*Stated exercise*. Every line from the one that holds "Enumerate this screenshot's" through the final line should be returned exactly. Omit the pictures.

*Information given*.
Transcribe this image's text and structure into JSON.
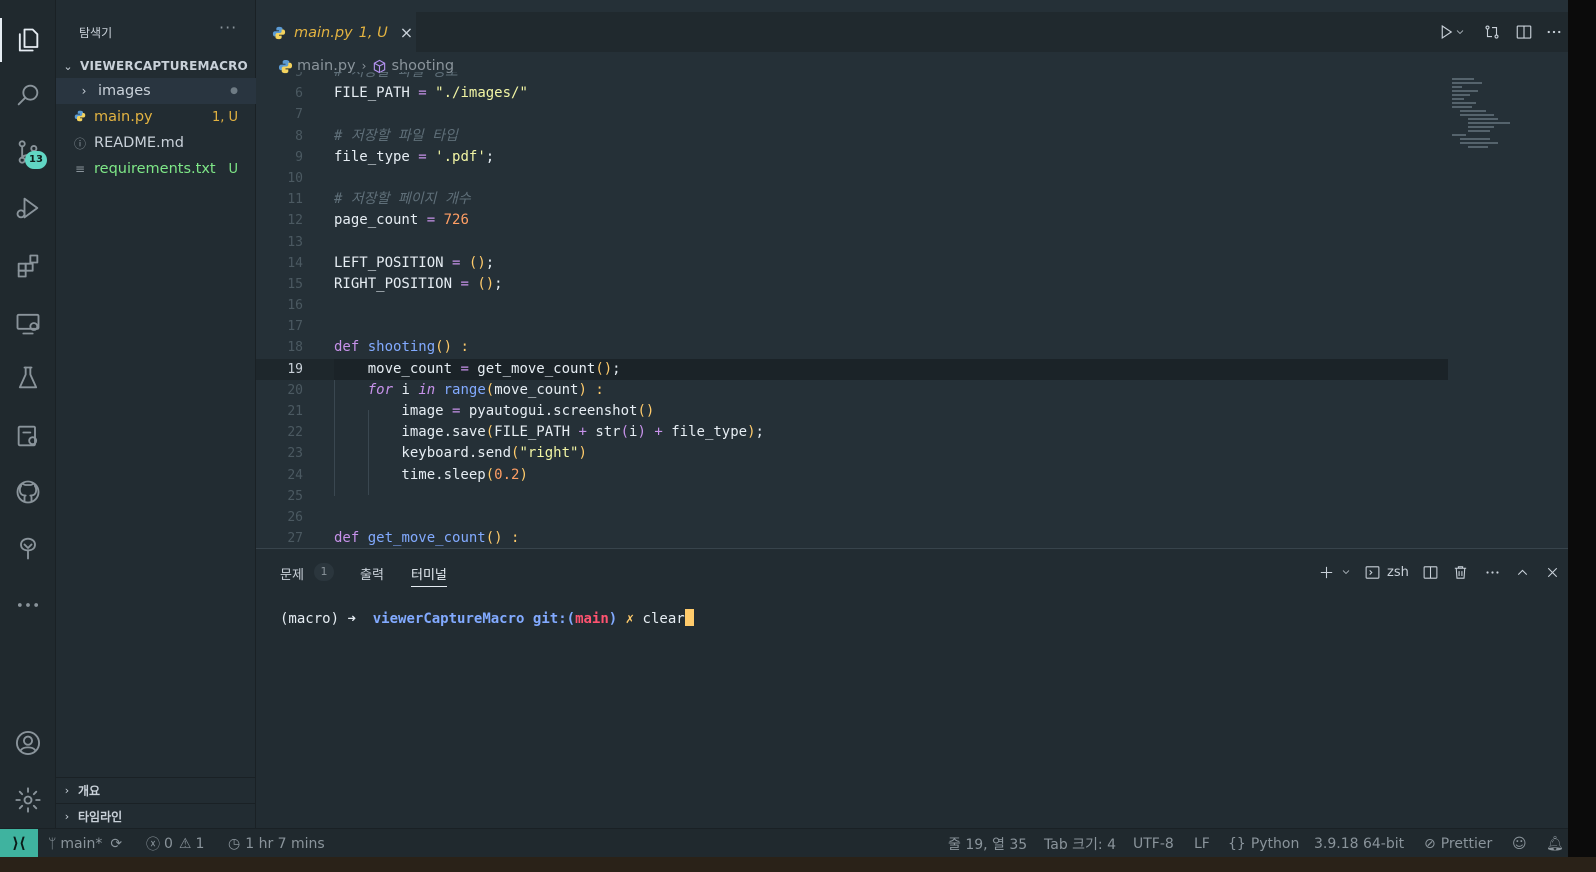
{
  "sidebar": {
    "title": "탐색기",
    "more": "···",
    "root": "VIEWERCAPTUREMACRO",
    "items": [
      {
        "label": "images",
        "status": "●",
        "icon": "chevron-right-icon",
        "color": "#c9d1d9"
      },
      {
        "label": "main.py",
        "status": "1, U",
        "icon": "python-icon",
        "color": "#e3b341"
      },
      {
        "label": "README.md",
        "status": "",
        "icon": "info-icon",
        "color": "#c9d1d9"
      },
      {
        "label": "requirements.txt",
        "status": "U",
        "icon": "lines-icon",
        "color": "#7ee787"
      }
    ],
    "outline_label": "개요",
    "timeline_label": "타임라인"
  },
  "activity": {
    "scm_badge": "13"
  },
  "tab": {
    "name": "main.py",
    "status": "1, U",
    "close": "×"
  },
  "breadcrumb": {
    "file": "main.py",
    "symbol": "shooting"
  },
  "code": [
    {
      "n": "5",
      "segs": [
        {
          "t": "# 저장할 파일 경로",
          "c": "c-com"
        }
      ]
    },
    {
      "n": "6",
      "segs": [
        {
          "t": "FILE_PATH ",
          "c": ""
        },
        {
          "t": "=",
          "c": "c-op"
        },
        {
          "t": " ",
          "c": ""
        },
        {
          "t": "\"./images/\"",
          "c": "c-strv"
        }
      ]
    },
    {
      "n": "7",
      "segs": []
    },
    {
      "n": "8",
      "segs": [
        {
          "t": "# 저장할 파일 타입",
          "c": "c-com"
        }
      ]
    },
    {
      "n": "9",
      "segs": [
        {
          "t": "file_type ",
          "c": ""
        },
        {
          "t": "=",
          "c": "c-op"
        },
        {
          "t": " ",
          "c": ""
        },
        {
          "t": "'.pdf'",
          "c": "c-strv"
        },
        {
          "t": ";",
          "c": ""
        }
      ]
    },
    {
      "n": "10",
      "segs": []
    },
    {
      "n": "11",
      "segs": [
        {
          "t": "# 저장할 페이지 개수",
          "c": "c-com"
        }
      ]
    },
    {
      "n": "12",
      "segs": [
        {
          "t": "page_count ",
          "c": ""
        },
        {
          "t": "=",
          "c": "c-op"
        },
        {
          "t": " ",
          "c": ""
        },
        {
          "t": "726",
          "c": "c-num"
        }
      ]
    },
    {
      "n": "13",
      "segs": []
    },
    {
      "n": "14",
      "segs": [
        {
          "t": "LEFT_POSITION ",
          "c": ""
        },
        {
          "t": "=",
          "c": "c-op"
        },
        {
          "t": " ",
          "c": ""
        },
        {
          "t": "()",
          "c": "c-pn"
        },
        {
          "t": ";",
          "c": ""
        }
      ]
    },
    {
      "n": "15",
      "segs": [
        {
          "t": "RIGHT_POSITION ",
          "c": ""
        },
        {
          "t": "=",
          "c": "c-op"
        },
        {
          "t": " ",
          "c": ""
        },
        {
          "t": "()",
          "c": "c-pn"
        },
        {
          "t": ";",
          "c": ""
        }
      ]
    },
    {
      "n": "16",
      "segs": []
    },
    {
      "n": "17",
      "segs": []
    },
    {
      "n": "18",
      "segs": [
        {
          "t": "def",
          "c": "c-kw"
        },
        {
          "t": " ",
          "c": ""
        },
        {
          "t": "shooting",
          "c": "c-fn"
        },
        {
          "t": "()",
          "c": "c-pn"
        },
        {
          "t": " ",
          "c": ""
        },
        {
          "t": ":",
          "c": "c-pn"
        }
      ]
    },
    {
      "n": "19",
      "cur": true,
      "segs": [
        {
          "t": "    move_count ",
          "c": ""
        },
        {
          "t": "=",
          "c": "c-op"
        },
        {
          "t": " get_move_count",
          "c": ""
        },
        {
          "t": "()",
          "c": "c-pn"
        },
        {
          "t": ";",
          "c": ""
        }
      ]
    },
    {
      "n": "20",
      "segs": [
        {
          "t": "    ",
          "c": ""
        },
        {
          "t": "for",
          "c": "c-kwi"
        },
        {
          "t": " i ",
          "c": ""
        },
        {
          "t": "in",
          "c": "c-kwi"
        },
        {
          "t": " ",
          "c": ""
        },
        {
          "t": "range",
          "c": "c-fn"
        },
        {
          "t": "(",
          "c": "c-pn"
        },
        {
          "t": "move_count",
          "c": ""
        },
        {
          "t": ")",
          "c": "c-pn"
        },
        {
          "t": " ",
          "c": ""
        },
        {
          "t": ":",
          "c": "c-pn"
        }
      ]
    },
    {
      "n": "21",
      "segs": [
        {
          "t": "        image ",
          "c": ""
        },
        {
          "t": "=",
          "c": "c-op"
        },
        {
          "t": " pyautogui.screenshot",
          "c": ""
        },
        {
          "t": "()",
          "c": "c-pn"
        }
      ]
    },
    {
      "n": "22",
      "segs": [
        {
          "t": "        image.save",
          "c": ""
        },
        {
          "t": "(",
          "c": "c-pn"
        },
        {
          "t": "FILE_PATH ",
          "c": ""
        },
        {
          "t": "+",
          "c": "c-op"
        },
        {
          "t": " str",
          "c": ""
        },
        {
          "t": "(",
          "c": "c-pn2"
        },
        {
          "t": "i",
          "c": ""
        },
        {
          "t": ")",
          "c": "c-pn2"
        },
        {
          "t": " ",
          "c": ""
        },
        {
          "t": "+",
          "c": "c-op"
        },
        {
          "t": " file_type",
          "c": ""
        },
        {
          "t": ")",
          "c": "c-pn"
        },
        {
          "t": ";",
          "c": ""
        }
      ]
    },
    {
      "n": "23",
      "segs": [
        {
          "t": "        keyboard.send",
          "c": ""
        },
        {
          "t": "(",
          "c": "c-pn"
        },
        {
          "t": "\"right\"",
          "c": "c-strv"
        },
        {
          "t": ")",
          "c": "c-pn"
        }
      ]
    },
    {
      "n": "24",
      "segs": [
        {
          "t": "        time.sleep",
          "c": ""
        },
        {
          "t": "(",
          "c": "c-pn"
        },
        {
          "t": "0.2",
          "c": "c-num"
        },
        {
          "t": ")",
          "c": "c-pn"
        }
      ]
    },
    {
      "n": "25",
      "segs": []
    },
    {
      "n": "26",
      "segs": []
    },
    {
      "n": "27",
      "segs": [
        {
          "t": "def",
          "c": "c-kw"
        },
        {
          "t": " ",
          "c": ""
        },
        {
          "t": "get_move_count",
          "c": "c-fn"
        },
        {
          "t": "()",
          "c": "c-pn"
        },
        {
          "t": " ",
          "c": ""
        },
        {
          "t": ":",
          "c": "c-pn"
        }
      ]
    }
  ],
  "panel": {
    "tabs": [
      "문제",
      "출력",
      "터미널"
    ],
    "problem_count": "1",
    "shell": "zsh"
  },
  "terminal": {
    "env": "(macro)",
    "arrow": "➜",
    "dir": "viewerCaptureMacro",
    "git": "git:(",
    "branch": "main",
    "git_close": ")",
    "dirty": "✗",
    "command": "clear"
  },
  "status": {
    "remote": "⟩⟨",
    "branch": "main*",
    "errors": "0",
    "warnings": "1",
    "time": "1 hr 7 mins",
    "position": "줄 19, 열 35",
    "tab_size": "Tab 크기: 4",
    "encoding": "UTF-8",
    "eol": "LF",
    "language": "Python",
    "interpreter": "3.9.18 64-bit",
    "formatter": "Prettier"
  },
  "colors": {
    "accent": "#3fb39f",
    "modified": "#e3b341",
    "untracked": "#7ee787"
  }
}
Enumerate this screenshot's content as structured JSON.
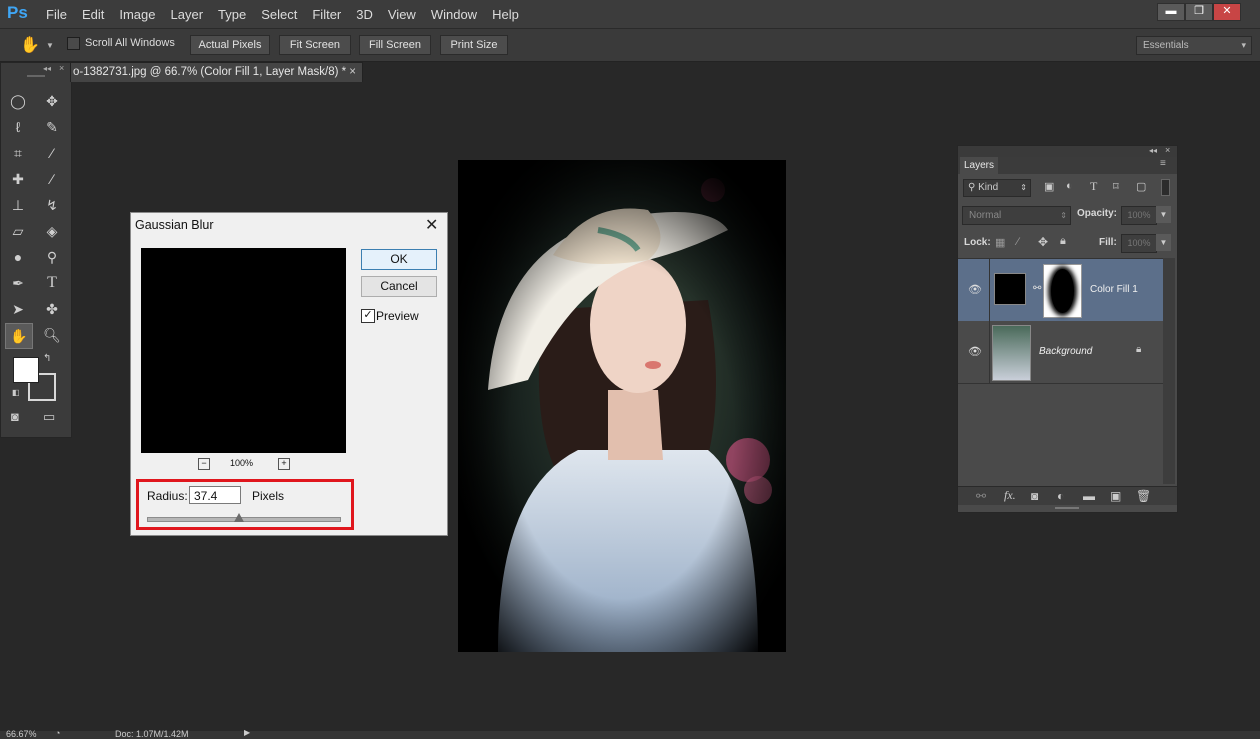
{
  "app": {
    "logo": "Ps"
  },
  "menu": [
    "File",
    "Edit",
    "Image",
    "Layer",
    "Type",
    "Select",
    "Filter",
    "3D",
    "View",
    "Window",
    "Help"
  ],
  "window_controls": {
    "minimize": "▬",
    "restore": "❐",
    "close": "✕"
  },
  "options_bar": {
    "scroll_all_windows": "Scroll All Windows",
    "actual_pixels": "Actual Pixels",
    "fit_screen": "Fit Screen",
    "fill_screen": "Fill Screen",
    "print_size": "Print Size",
    "workspace": "Essentials"
  },
  "document_tab": {
    "title": "o-1382731.jpg @ 66.7% (Color Fill 1, Layer Mask/8) *",
    "close": "×"
  },
  "dialog": {
    "title": "Gaussian Blur",
    "ok": "OK",
    "cancel": "Cancel",
    "preview_label": "Preview",
    "preview_checked": true,
    "zoom": "100%",
    "radius_label": "Radius:",
    "radius_value": "37.4",
    "units": "Pixels",
    "slider_position": 0.48,
    "highlight_color": "#e0161d"
  },
  "layers_panel": {
    "tab": "Layers",
    "filter_kind": "Kind",
    "blend_mode": "Normal",
    "opacity_label": "Opacity:",
    "opacity_value": "100%",
    "lock_label": "Lock:",
    "fill_label": "Fill:",
    "fill_value": "100%",
    "layers": [
      {
        "name": "Color Fill 1",
        "selected": true
      },
      {
        "name": "Background",
        "italic": true,
        "locked": true
      }
    ],
    "footer_icons": [
      "link-icon",
      "fx-icon",
      "mask-icon",
      "adjustment-icon",
      "folder-icon",
      "new-layer-icon",
      "trash-icon"
    ],
    "fx_label": "fx."
  },
  "status": {
    "zoom": "66.67%",
    "doc": "Doc: 1.07M/1.42M"
  },
  "colors": {
    "accent": "#3fa6f5",
    "selected_layer": "#5c6f8a"
  }
}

*Result*.
Enumerate this screenshot's content as structured JSON.
{
  "app": {
    "logo": "Ps"
  },
  "menu": [
    "File",
    "Edit",
    "Image",
    "Layer",
    "Type",
    "Select",
    "Filter",
    "3D",
    "View",
    "Window",
    "Help"
  ],
  "window_controls": {
    "minimize": "▬",
    "restore": "❐",
    "close": "✕"
  },
  "options_bar": {
    "scroll_all_windows": "Scroll All Windows",
    "actual_pixels": "Actual Pixels",
    "fit_screen": "Fit Screen",
    "fill_screen": "Fill Screen",
    "print_size": "Print Size",
    "workspace": "Essentials"
  },
  "document_tab": {
    "title": "o-1382731.jpg @ 66.7% (Color Fill 1, Layer Mask/8) *",
    "close": "×"
  },
  "dialog": {
    "title": "Gaussian Blur",
    "ok": "OK",
    "cancel": "Cancel",
    "preview_label": "Preview",
    "preview_checked": true,
    "zoom": "100%",
    "radius_label": "Radius:",
    "radius_value": "37.4",
    "units": "Pixels",
    "slider_position": 0.48,
    "highlight_color": "#e0161d"
  },
  "layers_panel": {
    "tab": "Layers",
    "filter_kind": "Kind",
    "blend_mode": "Normal",
    "opacity_label": "Opacity:",
    "opacity_value": "100%",
    "lock_label": "Lock:",
    "fill_label": "Fill:",
    "fill_value": "100%",
    "layers": [
      {
        "name": "Color Fill 1",
        "selected": true
      },
      {
        "name": "Background",
        "italic": true,
        "locked": true
      }
    ],
    "footer_icons": [
      "link-icon",
      "fx-icon",
      "mask-icon",
      "adjustment-icon",
      "folder-icon",
      "new-layer-icon",
      "trash-icon"
    ],
    "fx_label": "fx."
  },
  "status": {
    "zoom": "66.67%",
    "doc": "Doc: 1.07M/1.42M"
  },
  "colors": {
    "accent": "#3fa6f5",
    "selected_layer": "#5c6f8a"
  }
}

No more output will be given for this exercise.